Keep the pictures out and restate every record exactly.

> **INFORMATION PROVIDED**
****************************************
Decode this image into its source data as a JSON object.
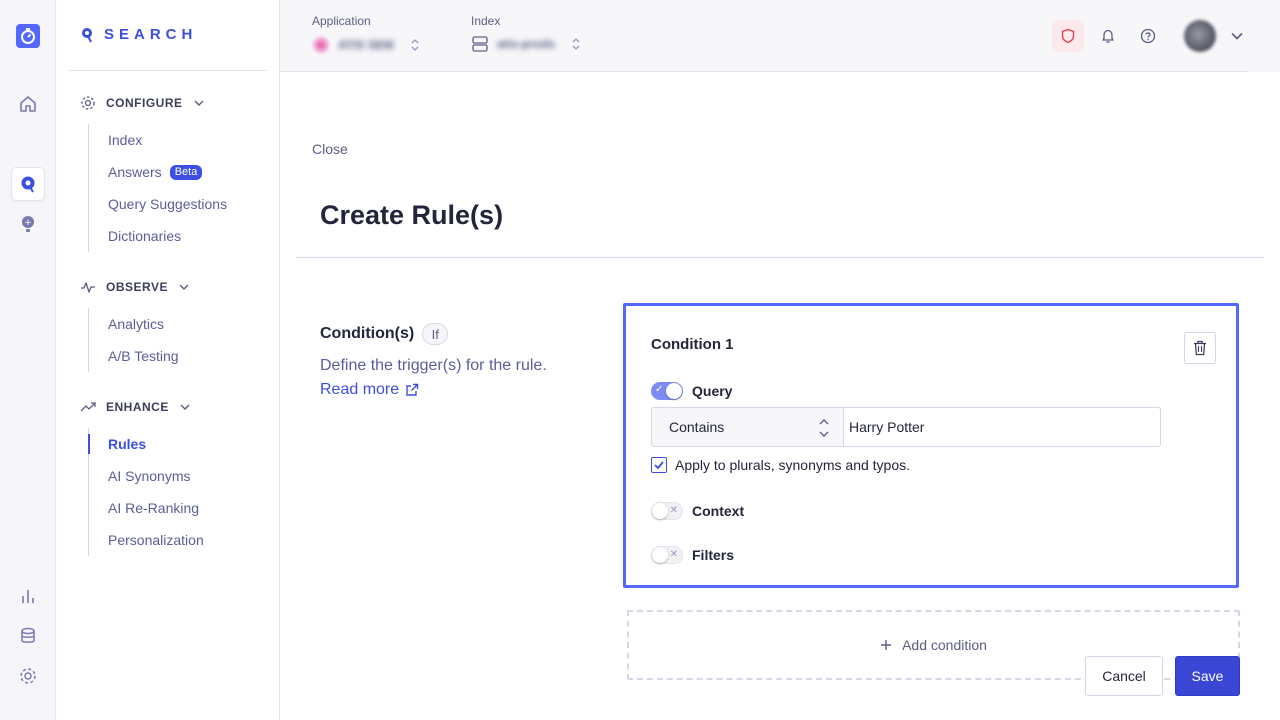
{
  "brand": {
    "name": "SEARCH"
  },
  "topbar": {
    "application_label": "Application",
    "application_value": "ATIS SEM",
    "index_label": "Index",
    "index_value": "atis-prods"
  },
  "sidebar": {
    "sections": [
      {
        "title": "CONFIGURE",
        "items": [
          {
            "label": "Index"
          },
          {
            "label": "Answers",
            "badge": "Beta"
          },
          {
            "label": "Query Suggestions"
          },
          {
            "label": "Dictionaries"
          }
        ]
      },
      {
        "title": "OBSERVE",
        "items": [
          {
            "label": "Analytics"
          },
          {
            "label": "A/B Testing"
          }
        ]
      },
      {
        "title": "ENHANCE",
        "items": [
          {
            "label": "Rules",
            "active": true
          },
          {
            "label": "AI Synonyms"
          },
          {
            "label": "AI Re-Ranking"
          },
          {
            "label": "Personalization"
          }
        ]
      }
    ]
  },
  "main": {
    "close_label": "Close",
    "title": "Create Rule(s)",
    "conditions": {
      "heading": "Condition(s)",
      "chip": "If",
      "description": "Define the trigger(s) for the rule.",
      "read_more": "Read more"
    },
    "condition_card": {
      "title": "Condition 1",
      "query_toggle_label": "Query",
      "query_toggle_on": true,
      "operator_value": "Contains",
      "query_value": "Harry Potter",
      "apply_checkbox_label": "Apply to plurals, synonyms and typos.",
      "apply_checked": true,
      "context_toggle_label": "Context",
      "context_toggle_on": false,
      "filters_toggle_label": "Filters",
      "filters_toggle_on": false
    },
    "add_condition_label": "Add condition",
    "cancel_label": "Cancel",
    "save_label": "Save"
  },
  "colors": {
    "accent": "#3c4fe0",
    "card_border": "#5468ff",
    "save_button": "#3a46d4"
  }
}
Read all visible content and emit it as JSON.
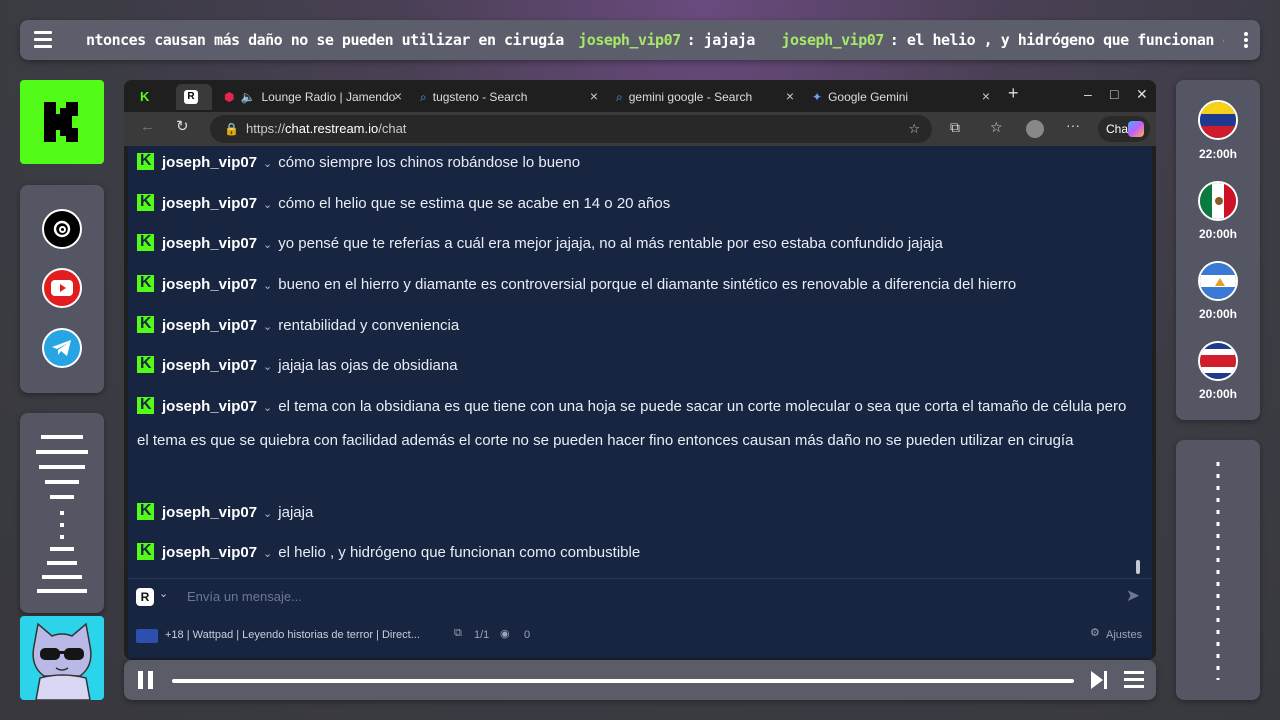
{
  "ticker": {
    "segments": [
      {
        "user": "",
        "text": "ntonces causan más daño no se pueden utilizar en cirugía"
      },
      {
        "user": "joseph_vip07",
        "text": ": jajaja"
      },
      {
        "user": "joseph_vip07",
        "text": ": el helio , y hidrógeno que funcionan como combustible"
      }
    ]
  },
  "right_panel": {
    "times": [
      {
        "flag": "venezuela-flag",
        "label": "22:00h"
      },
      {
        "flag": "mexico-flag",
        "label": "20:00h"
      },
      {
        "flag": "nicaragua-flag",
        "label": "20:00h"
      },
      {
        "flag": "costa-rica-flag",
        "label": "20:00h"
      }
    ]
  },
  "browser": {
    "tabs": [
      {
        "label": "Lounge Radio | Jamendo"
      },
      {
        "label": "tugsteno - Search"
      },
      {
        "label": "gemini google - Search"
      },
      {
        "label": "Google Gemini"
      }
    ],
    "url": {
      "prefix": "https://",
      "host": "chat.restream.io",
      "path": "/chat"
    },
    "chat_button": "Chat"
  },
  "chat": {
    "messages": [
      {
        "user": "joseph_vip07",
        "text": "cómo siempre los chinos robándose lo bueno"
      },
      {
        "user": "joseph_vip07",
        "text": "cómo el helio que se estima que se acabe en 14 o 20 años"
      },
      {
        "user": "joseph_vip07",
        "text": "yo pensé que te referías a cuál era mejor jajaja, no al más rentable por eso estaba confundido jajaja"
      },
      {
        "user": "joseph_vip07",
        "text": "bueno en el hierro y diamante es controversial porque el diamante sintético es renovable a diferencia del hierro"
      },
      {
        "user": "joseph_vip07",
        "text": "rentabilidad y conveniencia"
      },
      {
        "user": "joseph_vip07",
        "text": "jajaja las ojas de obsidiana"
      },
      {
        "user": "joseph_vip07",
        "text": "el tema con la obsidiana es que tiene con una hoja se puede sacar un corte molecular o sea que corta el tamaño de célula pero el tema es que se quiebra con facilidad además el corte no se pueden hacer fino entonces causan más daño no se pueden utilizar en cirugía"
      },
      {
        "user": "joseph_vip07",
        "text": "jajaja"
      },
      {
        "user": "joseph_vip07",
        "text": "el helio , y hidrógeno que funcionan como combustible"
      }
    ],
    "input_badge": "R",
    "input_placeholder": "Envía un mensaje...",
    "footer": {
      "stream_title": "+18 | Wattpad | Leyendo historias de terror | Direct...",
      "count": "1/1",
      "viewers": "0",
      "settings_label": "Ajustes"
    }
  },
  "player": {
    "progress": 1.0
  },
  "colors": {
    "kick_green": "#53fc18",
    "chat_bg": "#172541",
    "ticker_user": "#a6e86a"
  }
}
****************************************
> **RESPONSE**
Decode this image into its source data as a JSON object.
{
  "brand": {
    "name": "SEARCH"
  },
  "topbar": {
    "application_label": "Application",
    "application_value": "ATIS SEM",
    "index_label": "Index",
    "index_value": "atis-prods"
  },
  "sidebar": {
    "sections": [
      {
        "title": "CONFIGURE",
        "items": [
          {
            "label": "Index"
          },
          {
            "label": "Answers",
            "badge": "Beta"
          },
          {
            "label": "Query Suggestions"
          },
          {
            "label": "Dictionaries"
          }
        ]
      },
      {
        "title": "OBSERVE",
        "items": [
          {
            "label": "Analytics"
          },
          {
            "label": "A/B Testing"
          }
        ]
      },
      {
        "title": "ENHANCE",
        "items": [
          {
            "label": "Rules",
            "active": true
          },
          {
            "label": "AI Synonyms"
          },
          {
            "label": "AI Re-Ranking"
          },
          {
            "label": "Personalization"
          }
        ]
      }
    ]
  },
  "main": {
    "close_label": "Close",
    "title": "Create Rule(s)",
    "conditions": {
      "heading": "Condition(s)",
      "chip": "If",
      "description": "Define the trigger(s) for the rule.",
      "read_more": "Read more"
    },
    "condition_card": {
      "title": "Condition 1",
      "query_toggle_label": "Query",
      "query_toggle_on": true,
      "operator_value": "Contains",
      "query_value": "Harry Potter",
      "apply_checkbox_label": "Apply to plurals, synonyms and typos.",
      "apply_checked": true,
      "context_toggle_label": "Context",
      "context_toggle_on": false,
      "filters_toggle_label": "Filters",
      "filters_toggle_on": false
    },
    "add_condition_label": "Add condition",
    "cancel_label": "Cancel",
    "save_label": "Save"
  },
  "colors": {
    "accent": "#3c4fe0",
    "card_border": "#5468ff",
    "save_button": "#3a46d4"
  }
}
Read all visible content and emit it as JSON.
{
  "ticker": {
    "segments": [
      {
        "user": "",
        "text": "ntonces causan más daño no se pueden utilizar en cirugía"
      },
      {
        "user": "joseph_vip07",
        "text": ": jajaja"
      },
      {
        "user": "joseph_vip07",
        "text": ": el helio , y hidrógeno que funcionan como combustible"
      }
    ]
  },
  "right_panel": {
    "times": [
      {
        "flag": "venezuela-flag",
        "label": "22:00h"
      },
      {
        "flag": "mexico-flag",
        "label": "20:00h"
      },
      {
        "flag": "nicaragua-flag",
        "label": "20:00h"
      },
      {
        "flag": "costa-rica-flag",
        "label": "20:00h"
      }
    ]
  },
  "browser": {
    "tabs": [
      {
        "label": "Lounge Radio | Jamendo"
      },
      {
        "label": "tugsteno - Search"
      },
      {
        "label": "gemini google - Search"
      },
      {
        "label": "Google Gemini"
      }
    ],
    "url": {
      "prefix": "https://",
      "host": "chat.restream.io",
      "path": "/chat"
    },
    "chat_button": "Chat"
  },
  "chat": {
    "messages": [
      {
        "user": "joseph_vip07",
        "text": "cómo siempre los chinos robándose lo bueno"
      },
      {
        "user": "joseph_vip07",
        "text": "cómo el helio que se estima que se acabe en 14 o 20 años"
      },
      {
        "user": "joseph_vip07",
        "text": "yo pensé que te referías a cuál era mejor jajaja, no al más rentable por eso estaba confundido jajaja"
      },
      {
        "user": "joseph_vip07",
        "text": "bueno en el hierro y diamante es controversial porque el diamante sintético es renovable a diferencia del hierro"
      },
      {
        "user": "joseph_vip07",
        "text": "rentabilidad y conveniencia"
      },
      {
        "user": "joseph_vip07",
        "text": "jajaja las ojas de obsidiana"
      },
      {
        "user": "joseph_vip07",
        "text": "el tema con la obsidiana es que tiene con una hoja se puede sacar un corte molecular o sea que corta el tamaño de célula pero el tema es que se quiebra con facilidad además el corte no se pueden hacer fino entonces causan más daño no se pueden utilizar en cirugía"
      },
      {
        "user": "joseph_vip07",
        "text": "jajaja"
      },
      {
        "user": "joseph_vip07",
        "text": "el helio , y hidrógeno que funcionan como combustible"
      }
    ],
    "input_badge": "R",
    "input_placeholder": "Envía un mensaje...",
    "footer": {
      "stream_title": "+18 | Wattpad | Leyendo historias de terror | Direct...",
      "count": "1/1",
      "viewers": "0",
      "settings_label": "Ajustes"
    }
  },
  "player": {
    "progress": 1.0
  },
  "colors": {
    "kick_green": "#53fc18",
    "chat_bg": "#172541",
    "ticker_user": "#a6e86a"
  }
}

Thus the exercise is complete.